◆ Data entries
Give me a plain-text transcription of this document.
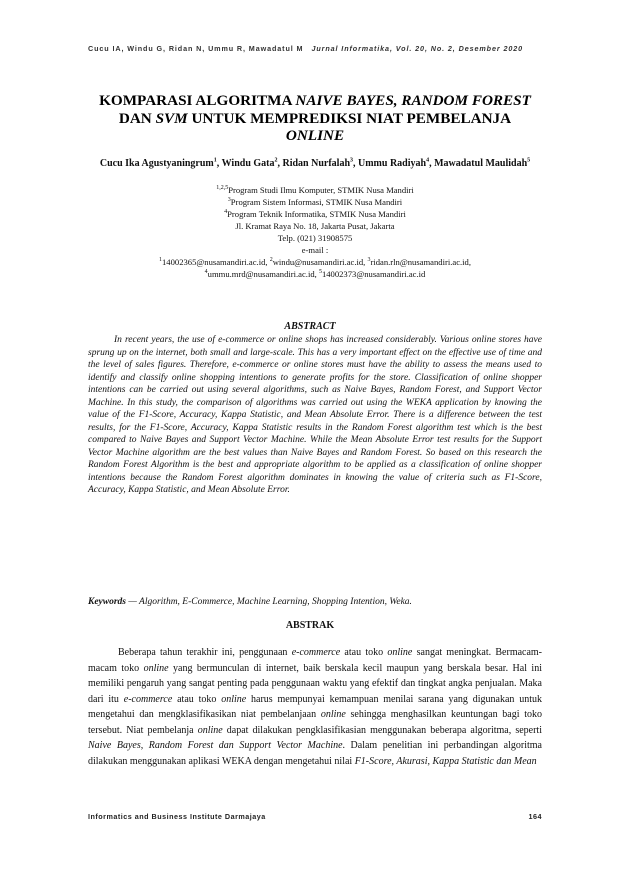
Cucu IA, Windu G, Ridan N, Ummu R, Mawadatul M Jurnal Informatika, Vol. 20, No. 2, Desember 2020
KOMPARASI ALGORITMA NAIVE BAYES, RANDOM FOREST DAN SVM UNTUK MEMPREDIKSI NIAT PEMBELANJA ONLINE
Cucu Ika Agustyaningrum$^1$, Windu Gata$^2$, Ridan Nurfalah$^3$, Ummu Radiyah$^4$, Mawadatul Maulidah$^5$
$^{1,2,5}$Program Studi Ilmu Komputer, STMIK Nusa Mandiri
$^3$Program Sistem Informasi, STMIK Nusa Mandiri
$^4$Program Teknik Informatika, STMIK Nusa Mandiri
Jl. Kramat Raya No. 18, Jakarta Pusat, Jakarta
Telp. (021) 31908575
e-mail :
$^1$14002365@nusamandiri.ac.id, $^2$windu@nusamandiri.ac.id, $^3$ridan.rln@nusamandiri.ac.id,
$^4$ummu.mrd@nusamandiri.ac.id, $^5$14002373@nusamandiri.ac.id
ABSTRACT
In recent years, the use of e-commerce or online shops has increased considerably. Various online stores have sprung up on the internet, both small and large-scale. This has a very important effect on the effective use of time and the level of sales figures. Therefore, e-commerce or online stores must have the ability to assess the means used to identify and classify online shopping intentions to generate profits for the store. Classification of online shopper intentions can be carried out using several algorithms, such as Naive Bayes, Random Forest, and Support Vector Machine. In this study, the comparison of algorithms was carried out using the WEKA application by knowing the value of the F1-Score, Accuracy, Kappa Statistic, and Mean Absolute Error. There is a difference between the test results, for the F1-Score, Accuracy, Kappa Statistic results in the Random Forest algorithm test which is the best compared to Naive Bayes and Support Vector Machine. While the Mean Absolute Error test results for the Support Vector Machine algorithm are the best values than Naive Bayes and Random Forest. So based on this research the Random Forest Algorithm is the best and appropriate algorithm to be applied as a classification of online shopper intentions because the Random Forest algorithm dominates in knowing the value of criteria such as F1-Score, Accuracy, Kappa Statistic, and Mean Absolute Error.
Keywords — Algorithm, E-Commerce, Machine Learning, Shopping Intention, Weka.
ABSTRAK
Beberapa tahun terakhir ini, penggunaan e-commerce atau toko online sangat meningkat. Bermacam-macam toko online yang bermunculan di internet, baik berskala kecil maupun yang berskala besar. Hal ini memiliki pengaruh yang sangat penting pada penggunaan waktu yang efektif dan tingkat angka penjualan. Maka dari itu e-commerce atau toko online harus mempunyai kemampuan menilai sarana yang digunakan untuk mengetahui dan mengklasifikasikan niat pembelanjaan online sehingga menghasilkan keuntungan bagi toko tersebut. Niat pembelanja online dapat dilakukan pengklasifikasian menggunakan beberapa algoritma, seperti Naive Bayes, Random Forest dan Support Vector Machine. Dalam penelitian ini perbandingan algoritma dilakukan menggunakan aplikasi WEKA dengan mengetahui nilai F1-Score, Akurasi, Kappa Statistic dan Mean
Informatics and Business Institute Darmajaya	164
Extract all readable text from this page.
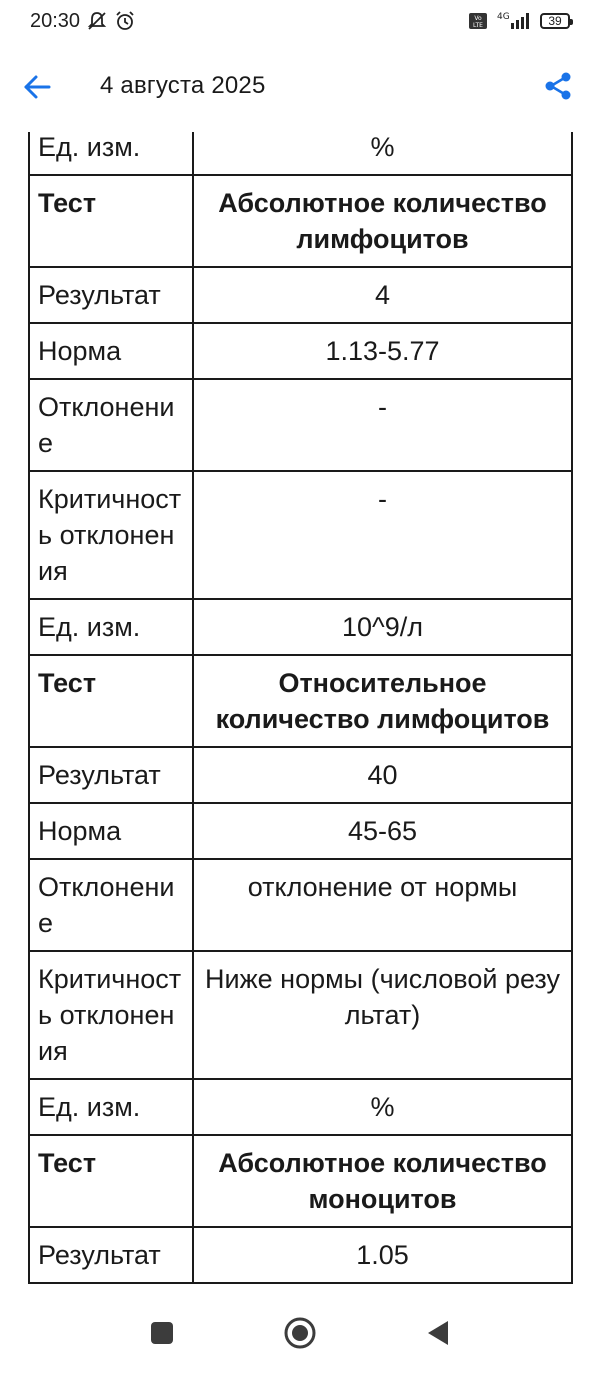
20:30	Vo
LTE
4G	39
4 августа 2025
Ед. изм.	%
Тест	Абсолютное количество лимфоцитов
Результат	4
Норма	1.13-5.77
Отклонение	-
Критичность отклонения	-
Ед. изм.	10^9/л
Тест	Относительное количество лимфоцитов
Результат	40
Норма	45-65
Отклонение	отклонение от нормы
Критичность отклонения	Ниже нормы (числовой результат)
Ед. изм.	%
Тест	Абсолютное количество моноцитов
Результат	1.05
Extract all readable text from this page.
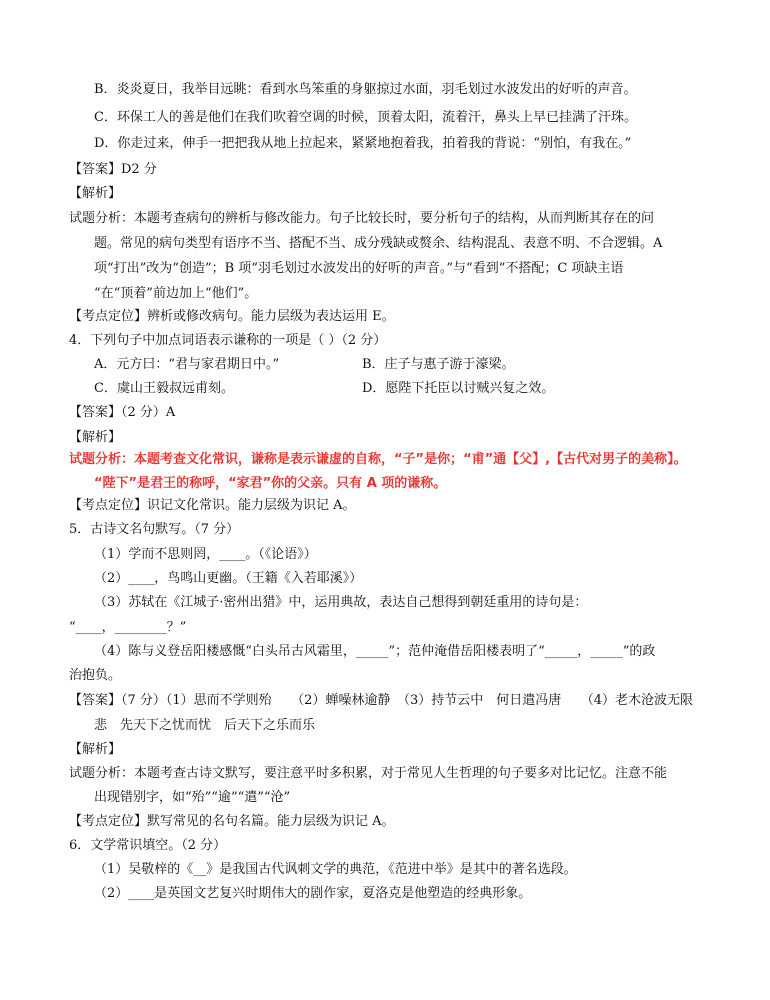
B．炎炎夏日，我举目远眺：看到水鸟笨重的身躯掠过水面，羽毛划过水波发出的好听的声音。
C．环保工人的善是他们在我们吹着空调的时候，顶着太阳，流着汗，鼻头上早已挂满了汗珠。
D．你走过来，伸手一把把我从地上拉起来，紧紧地抱着我，拍着我的背说：“别怕，有我在。”
【答案】D2 分
【解析】
试题分析：本题考查病句的辨析与修改能力。句子比较长时，要分析句子的结构，从而判断其存在的问
题。常见的病句类型有语序不当、搭配不当、成分残缺或赘余、结构混乱、表意不明、不合逻辑。A
项“打出”改为“创造”；B 项“羽毛划过水波发出的好听的声音。”与“看到”不搭配；C 项缺主语
“在“顶着”前边加上“他们”。
【考点定位】辨析或修改病句。能力层级为表达运用 E。
4．下列句子中加点词语表示谦称的一项是（ ）（2 分）
A．元方曰：“君与家君期日中。”	B．庄子与惠子游于濠梁。
C．虞山王毅叔远甫刻。	D．愿陛下托臣以讨贼兴复之效。
【答案】（2 分）A
【解析】
试题分析：本题考查文化常识，谦称是表示谦虚的自称，“子”是你；“甫”通【父】,【古代对男子的美称】。
“陛下”是君王的称呼，“家君”你的父亲。只有 A 项的谦称。
【考点定位】识记文化常识。能力层级为识记 A。
5．古诗文名句默写。（7 分）
（1）学而不思则罔，____。（《论语》）
（2）____，鸟鸣山更幽。（王籍《入若耶溪》）
（3）苏轼在《江城子·密州出猎》中，运用典故，表达自己想得到朝廷重用的诗句是：
“____，________？”
（4）陈与义登岳阳楼感慨“白头吊古风霜里，_____”；范仲淹借岳阳楼表明了“_____，_____”的政
治抱负。
【答案】（7 分）（1）思而不学则殆　　（2）蝉噪林逾静　（3）持节云中　何日遣冯唐　　（4）老木沧波无限
悲　先天下之忧而忧　后天下之乐而乐
【解析】
试题分析：本题考查古诗文默写，要注意平时多积累，对于常见人生哲理的句子要多对比记忆。注意不能
出现错别字，如“殆”“逾”“遣”“沧”
【考点定位】默写常见的名句名篇。能力层级为识记 A。
6．文学常识填空。（2 分）
（1）吴敬梓的《__》是我国古代讽刺文学的典范，《范进中举》是其中的著名选段。
（2）____是英国文艺复兴时期伟大的剧作家，夏洛克是他塑造的经典形象。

◆ Job
Quote every entry exactly, with the pictures omitted.

◆ Output below
Give me a plain-text transcription of this document.
Cucu IA, Windu G, Ridan N, Ummu R, Mawadatul M Jurnal Informatika, Vol. 20, No. 2, Desember 2020
KOMPARASI ALGORITMA NAIVE BAYES, RANDOM FOREST DAN SVM UNTUK MEMPREDIKSI NIAT PEMBELANJA ONLINE
Cucu Ika Agustyaningrum$^1$, Windu Gata$^2$, Ridan Nurfalah$^3$, Ummu Radiyah$^4$, Mawadatul Maulidah$^5$
$^{1,2,5}$Program Studi Ilmu Komputer, STMIK Nusa Mandiri
$^3$Program Sistem Informasi, STMIK Nusa Mandiri
$^4$Program Teknik Informatika, STMIK Nusa Mandiri
Jl. Kramat Raya No. 18, Jakarta Pusat, Jakarta
Telp. (021) 31908575
e-mail :
$^1$14002365@nusamandiri.ac.id, $^2$windu@nusamandiri.ac.id, $^3$ridan.rln@nusamandiri.ac.id,
$^4$ummu.mrd@nusamandiri.ac.id, $^5$14002373@nusamandiri.ac.id
ABSTRACT
In recent years, the use of e-commerce or online shops has increased considerably. Various online stores have sprung up on the internet, both small and large-scale. This has a very important effect on the effective use of time and the level of sales figures. Therefore, e-commerce or online stores must have the ability to assess the means used to identify and classify online shopping intentions to generate profits for the store. Classification of online shopper intentions can be carried out using several algorithms, such as Naive Bayes, Random Forest, and Support Vector Machine. In this study, the comparison of algorithms was carried out using the WEKA application by knowing the value of the F1-Score, Accuracy, Kappa Statistic, and Mean Absolute Error. There is a difference between the test results, for the F1-Score, Accuracy, Kappa Statistic results in the Random Forest algorithm test which is the best compared to Naive Bayes and Support Vector Machine. While the Mean Absolute Error test results for the Support Vector Machine algorithm are the best values than Naive Bayes and Random Forest. So based on this research the Random Forest Algorithm is the best and appropriate algorithm to be applied as a classification of online shopper intentions because the Random Forest algorithm dominates in knowing the value of criteria such as F1-Score, Accuracy, Kappa Statistic, and Mean Absolute Error.
Keywords — Algorithm, E-Commerce, Machine Learning, Shopping Intention, Weka.
ABSTRAK
Beberapa tahun terakhir ini, penggunaan e-commerce atau toko online sangat meningkat. Bermacam-macam toko online yang bermunculan di internet, baik berskala kecil maupun yang berskala besar. Hal ini memiliki pengaruh yang sangat penting pada penggunaan waktu yang efektif dan tingkat angka penjualan. Maka dari itu e-commerce atau toko online harus mempunyai kemampuan menilai sarana yang digunakan untuk mengetahui dan mengklasifikasikan niat pembelanjaan online sehingga menghasilkan keuntungan bagi toko tersebut. Niat pembelanja online dapat dilakukan pengklasifikasian menggunakan beberapa algoritma, seperti Naive Bayes, Random Forest dan Support Vector Machine. Dalam penelitian ini perbandingan algoritma dilakukan menggunakan aplikasi WEKA dengan mengetahui nilai F1-Score, Akurasi, Kappa Statistic dan Mean
Informatics and Business Institute Darmajaya	164
Extract all readable text from this page.
20:30	Vo
LTE
4G	39
4 августа 2025
Ед. изм.	%
Тест	Абсолютное количество лимфоцитов
Результат	4
Норма	1.13-5.77
Отклонение	-
Критичность отклонения	-
Ед. изм.	10^9/л
Тест	Относительное количество лимфоцитов
Результат	40
Норма	45-65
Отклонение	отклонение от нормы
Критичность отклонения	Ниже нормы (числовой результат)
Ед. изм.	%
Тест	Абсолютное количество моноцитов
Результат	1.05
Extract all readable text from this page.
B．炎炎夏日，我举目远眺：看到水鸟笨重的身躯掠过水面，羽毛划过水波发出的好听的声音。
C．环保工人的善是他们在我们吹着空调的时候，顶着太阳，流着汗，鼻头上早已挂满了汗珠。
D．你走过来，伸手一把把我从地上拉起来，紧紧地抱着我，拍着我的背说：“别怕，有我在。”
【答案】D2 分
【解析】
试题分析：本题考查病句的辨析与修改能力。句子比较长时，要分析句子的结构，从而判断其存在的问
题。常见的病句类型有语序不当、搭配不当、成分残缺或赘余、结构混乱、表意不明、不合逻辑。A
项“打出”改为“创造”；B 项“羽毛划过水波发出的好听的声音。”与“看到”不搭配；C 项缺主语
“在“顶着”前边加上“他们”。
【考点定位】辨析或修改病句。能力层级为表达运用 E。
4．下列句子中加点词语表示谦称的一项是（ ）（2 分）
A．元方曰：“君与家君期日中。”	B．庄子与惠子游于濠梁。
C．虞山王毅叔远甫刻。	D．愿陛下托臣以讨贼兴复之效。
【答案】（2 分）A
【解析】
试题分析：本题考查文化常识，谦称是表示谦虚的自称，“子”是你；“甫”通【父】,【古代对男子的美称】。
“陛下”是君王的称呼，“家君”你的父亲。只有 A 项的谦称。
【考点定位】识记文化常识。能力层级为识记 A。
5．古诗文名句默写。（7 分）
（1）学而不思则罔，____。（《论语》）
（2）____，鸟鸣山更幽。（王籍《入若耶溪》）
（3）苏轼在《江城子·密州出猎》中，运用典故，表达自己想得到朝廷重用的诗句是：
“____，________？”
（4）陈与义登岳阳楼感慨“白头吊古风霜里，_____”；范仲淹借岳阳楼表明了“_____，_____”的政
治抱负。
【答案】（7 分）（1）思而不学则殆　　（2）蝉噪林逾静　（3）持节云中　何日遣冯唐　　（4）老木沧波无限
悲　先天下之忧而忧　后天下之乐而乐
【解析】
试题分析：本题考查古诗文默写，要注意平时多积累，对于常见人生哲理的句子要多对比记忆。注意不能
出现错别字，如“殆”“逾”“遣”“沧”
【考点定位】默写常见的名句名篇。能力层级为识记 A。
6．文学常识填空。（2 分）
（1）吴敬梓的《__》是我国古代讽刺文学的典范，《范进中举》是其中的著名选段。
（2）____是英国文艺复兴时期伟大的剧作家，夏洛克是他塑造的经典形象。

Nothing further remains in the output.